Exercise goal - Lines containing the string "this" are to be counted. Write only how many there are.

Data lines -
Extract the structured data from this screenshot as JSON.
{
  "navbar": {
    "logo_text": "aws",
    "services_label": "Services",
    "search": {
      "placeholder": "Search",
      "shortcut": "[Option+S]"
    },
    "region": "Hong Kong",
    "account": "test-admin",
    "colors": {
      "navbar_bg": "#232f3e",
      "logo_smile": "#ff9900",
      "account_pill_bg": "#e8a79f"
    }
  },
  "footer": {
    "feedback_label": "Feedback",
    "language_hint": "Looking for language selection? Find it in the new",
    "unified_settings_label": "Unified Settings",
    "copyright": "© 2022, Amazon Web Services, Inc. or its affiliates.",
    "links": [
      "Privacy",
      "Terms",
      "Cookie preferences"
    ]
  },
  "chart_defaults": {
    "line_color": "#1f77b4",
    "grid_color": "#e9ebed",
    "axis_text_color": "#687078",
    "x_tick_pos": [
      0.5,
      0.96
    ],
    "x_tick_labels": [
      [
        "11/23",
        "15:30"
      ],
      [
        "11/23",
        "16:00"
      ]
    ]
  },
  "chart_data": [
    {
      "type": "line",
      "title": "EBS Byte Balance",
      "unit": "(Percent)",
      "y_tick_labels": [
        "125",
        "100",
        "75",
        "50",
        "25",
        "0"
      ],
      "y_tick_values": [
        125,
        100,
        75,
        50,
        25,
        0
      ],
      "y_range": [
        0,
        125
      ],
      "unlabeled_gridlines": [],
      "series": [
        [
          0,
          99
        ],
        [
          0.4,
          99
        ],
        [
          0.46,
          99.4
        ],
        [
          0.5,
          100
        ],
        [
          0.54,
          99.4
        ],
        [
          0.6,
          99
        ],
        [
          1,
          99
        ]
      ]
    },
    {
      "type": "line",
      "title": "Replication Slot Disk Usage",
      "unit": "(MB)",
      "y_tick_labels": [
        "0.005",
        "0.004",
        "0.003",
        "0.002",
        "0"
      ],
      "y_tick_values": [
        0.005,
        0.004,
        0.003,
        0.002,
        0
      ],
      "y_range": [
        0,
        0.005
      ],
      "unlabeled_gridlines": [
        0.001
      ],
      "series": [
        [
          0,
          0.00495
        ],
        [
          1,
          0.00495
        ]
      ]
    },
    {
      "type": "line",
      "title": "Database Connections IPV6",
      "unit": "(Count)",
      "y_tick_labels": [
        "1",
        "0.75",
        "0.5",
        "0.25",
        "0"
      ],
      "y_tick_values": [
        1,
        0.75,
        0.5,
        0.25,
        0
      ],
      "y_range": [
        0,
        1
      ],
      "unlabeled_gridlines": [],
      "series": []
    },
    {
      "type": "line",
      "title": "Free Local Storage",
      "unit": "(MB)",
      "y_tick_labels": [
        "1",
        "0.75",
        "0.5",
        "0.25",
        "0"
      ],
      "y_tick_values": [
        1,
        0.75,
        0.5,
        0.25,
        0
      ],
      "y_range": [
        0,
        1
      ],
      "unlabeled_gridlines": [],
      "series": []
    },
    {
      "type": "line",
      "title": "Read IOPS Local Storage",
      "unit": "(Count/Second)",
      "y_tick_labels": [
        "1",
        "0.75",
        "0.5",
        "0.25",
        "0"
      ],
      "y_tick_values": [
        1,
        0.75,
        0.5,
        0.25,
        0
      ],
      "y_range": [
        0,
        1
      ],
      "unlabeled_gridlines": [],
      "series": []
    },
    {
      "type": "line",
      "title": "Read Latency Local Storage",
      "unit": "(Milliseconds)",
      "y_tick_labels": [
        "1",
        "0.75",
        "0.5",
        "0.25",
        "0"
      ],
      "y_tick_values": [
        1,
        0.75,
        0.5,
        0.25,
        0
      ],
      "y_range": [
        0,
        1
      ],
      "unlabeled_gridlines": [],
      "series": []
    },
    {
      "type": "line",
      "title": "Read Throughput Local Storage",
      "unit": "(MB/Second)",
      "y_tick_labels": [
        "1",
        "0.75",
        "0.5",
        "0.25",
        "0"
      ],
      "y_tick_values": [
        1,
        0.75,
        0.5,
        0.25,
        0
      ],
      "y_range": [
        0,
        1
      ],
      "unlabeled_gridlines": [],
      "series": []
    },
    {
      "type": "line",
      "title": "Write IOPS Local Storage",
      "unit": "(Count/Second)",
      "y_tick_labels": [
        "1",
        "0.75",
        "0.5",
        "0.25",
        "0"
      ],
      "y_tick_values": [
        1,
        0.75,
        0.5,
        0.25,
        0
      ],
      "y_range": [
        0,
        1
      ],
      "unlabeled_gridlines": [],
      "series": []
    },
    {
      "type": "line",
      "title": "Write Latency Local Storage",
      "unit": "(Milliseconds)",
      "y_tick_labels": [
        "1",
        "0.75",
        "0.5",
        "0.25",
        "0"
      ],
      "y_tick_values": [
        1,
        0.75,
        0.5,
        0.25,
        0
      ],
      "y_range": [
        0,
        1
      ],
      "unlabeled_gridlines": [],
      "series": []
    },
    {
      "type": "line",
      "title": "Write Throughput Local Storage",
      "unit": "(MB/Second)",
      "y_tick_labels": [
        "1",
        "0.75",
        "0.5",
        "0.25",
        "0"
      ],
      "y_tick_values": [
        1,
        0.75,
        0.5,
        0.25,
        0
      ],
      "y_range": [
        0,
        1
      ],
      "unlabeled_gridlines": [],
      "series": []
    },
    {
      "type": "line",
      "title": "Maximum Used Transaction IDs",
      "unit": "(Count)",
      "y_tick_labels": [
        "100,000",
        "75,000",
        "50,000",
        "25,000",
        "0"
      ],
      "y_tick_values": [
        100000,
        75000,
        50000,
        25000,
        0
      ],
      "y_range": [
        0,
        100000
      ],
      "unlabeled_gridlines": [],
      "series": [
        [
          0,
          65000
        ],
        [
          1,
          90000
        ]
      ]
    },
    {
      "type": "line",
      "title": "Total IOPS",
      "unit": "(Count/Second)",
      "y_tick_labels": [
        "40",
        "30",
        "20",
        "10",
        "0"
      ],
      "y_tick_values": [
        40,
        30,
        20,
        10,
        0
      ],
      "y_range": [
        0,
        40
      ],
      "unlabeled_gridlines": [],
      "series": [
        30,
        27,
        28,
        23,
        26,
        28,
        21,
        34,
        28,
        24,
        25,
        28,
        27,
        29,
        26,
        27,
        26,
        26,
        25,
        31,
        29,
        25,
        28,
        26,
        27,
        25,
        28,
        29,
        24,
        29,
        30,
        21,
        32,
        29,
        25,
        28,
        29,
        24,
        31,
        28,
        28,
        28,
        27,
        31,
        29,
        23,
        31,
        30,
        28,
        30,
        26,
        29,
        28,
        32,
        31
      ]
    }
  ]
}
==
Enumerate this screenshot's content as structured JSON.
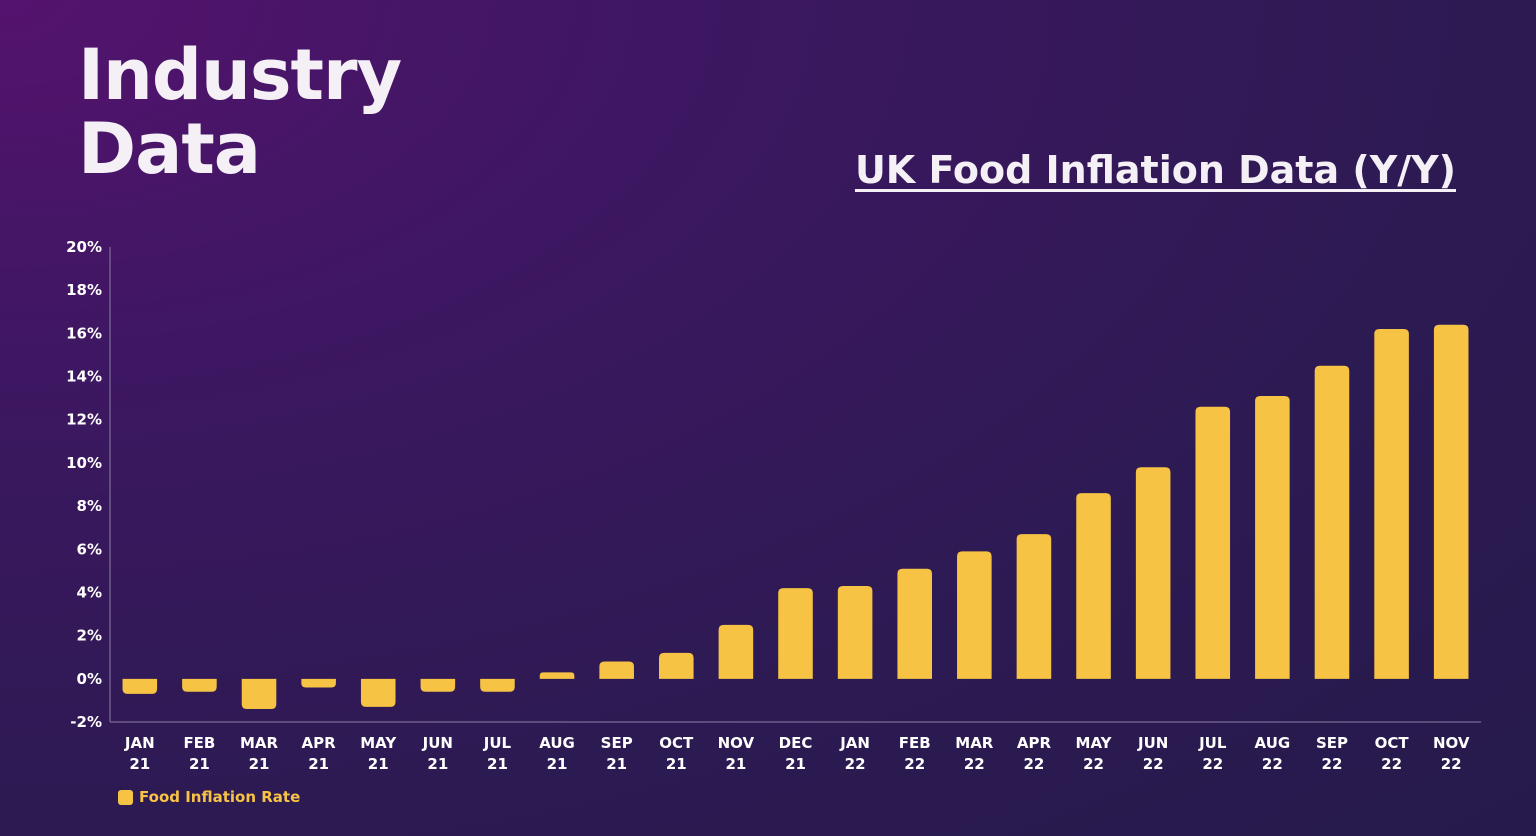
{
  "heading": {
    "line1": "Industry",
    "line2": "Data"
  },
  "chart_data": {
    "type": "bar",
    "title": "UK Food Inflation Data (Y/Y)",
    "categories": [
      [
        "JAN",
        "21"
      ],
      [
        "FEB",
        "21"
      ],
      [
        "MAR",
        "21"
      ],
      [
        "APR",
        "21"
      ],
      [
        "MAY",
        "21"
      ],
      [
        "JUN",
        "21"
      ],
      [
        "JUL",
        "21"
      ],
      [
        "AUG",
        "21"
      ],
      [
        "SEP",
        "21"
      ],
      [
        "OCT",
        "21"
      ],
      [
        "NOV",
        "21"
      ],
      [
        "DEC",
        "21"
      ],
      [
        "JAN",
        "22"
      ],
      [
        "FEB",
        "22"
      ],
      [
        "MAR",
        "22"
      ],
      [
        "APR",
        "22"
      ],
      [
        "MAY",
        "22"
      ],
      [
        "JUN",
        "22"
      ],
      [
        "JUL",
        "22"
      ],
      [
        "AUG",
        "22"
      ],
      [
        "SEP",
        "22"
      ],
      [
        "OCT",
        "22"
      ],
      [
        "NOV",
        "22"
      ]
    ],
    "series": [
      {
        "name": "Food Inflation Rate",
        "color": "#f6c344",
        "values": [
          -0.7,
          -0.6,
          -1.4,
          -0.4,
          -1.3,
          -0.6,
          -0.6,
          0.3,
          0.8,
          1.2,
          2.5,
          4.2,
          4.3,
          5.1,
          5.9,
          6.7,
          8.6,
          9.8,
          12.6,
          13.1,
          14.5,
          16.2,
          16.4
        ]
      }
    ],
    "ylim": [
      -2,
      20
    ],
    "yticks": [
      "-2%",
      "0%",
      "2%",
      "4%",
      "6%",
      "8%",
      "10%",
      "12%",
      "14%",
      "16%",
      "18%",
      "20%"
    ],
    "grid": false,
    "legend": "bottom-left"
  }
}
...
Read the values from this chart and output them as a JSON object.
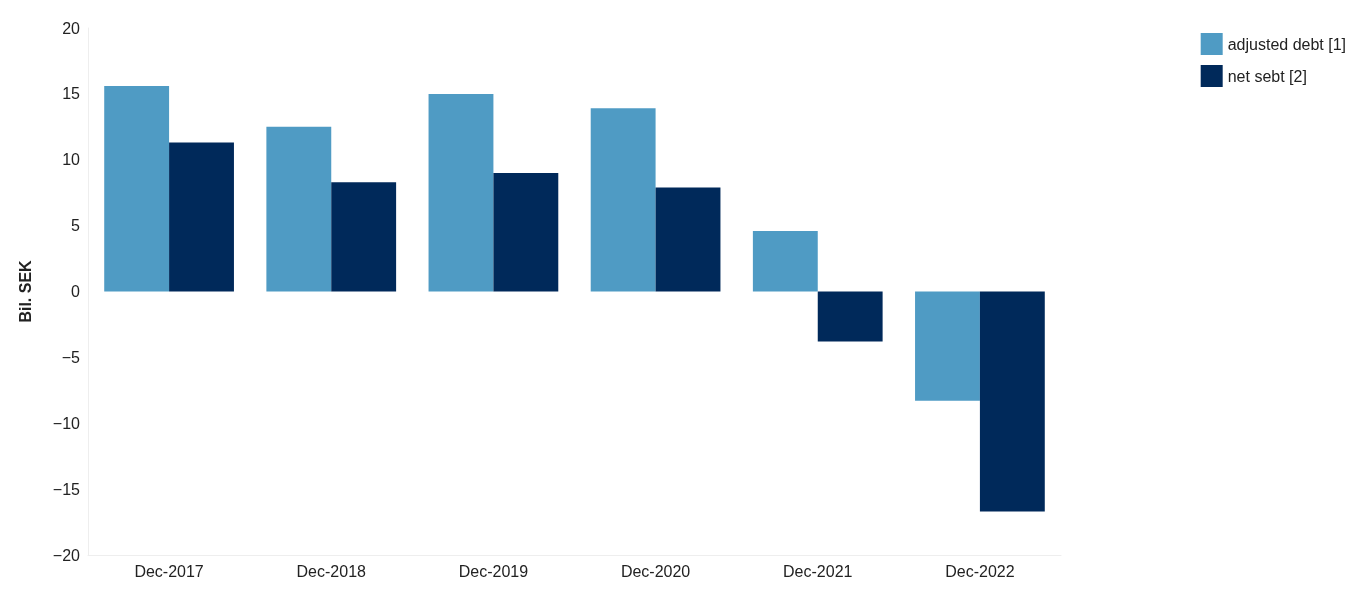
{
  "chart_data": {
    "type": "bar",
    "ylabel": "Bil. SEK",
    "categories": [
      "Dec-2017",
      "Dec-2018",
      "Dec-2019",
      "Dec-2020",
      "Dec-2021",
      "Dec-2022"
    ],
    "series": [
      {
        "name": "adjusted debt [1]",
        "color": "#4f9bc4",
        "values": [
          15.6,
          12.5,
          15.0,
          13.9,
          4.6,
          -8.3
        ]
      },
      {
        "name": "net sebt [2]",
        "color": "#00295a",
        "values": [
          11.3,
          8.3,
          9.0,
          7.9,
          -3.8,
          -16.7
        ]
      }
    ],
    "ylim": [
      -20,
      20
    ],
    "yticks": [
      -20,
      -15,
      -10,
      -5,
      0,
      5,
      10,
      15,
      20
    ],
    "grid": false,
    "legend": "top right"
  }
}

Expected answer - 3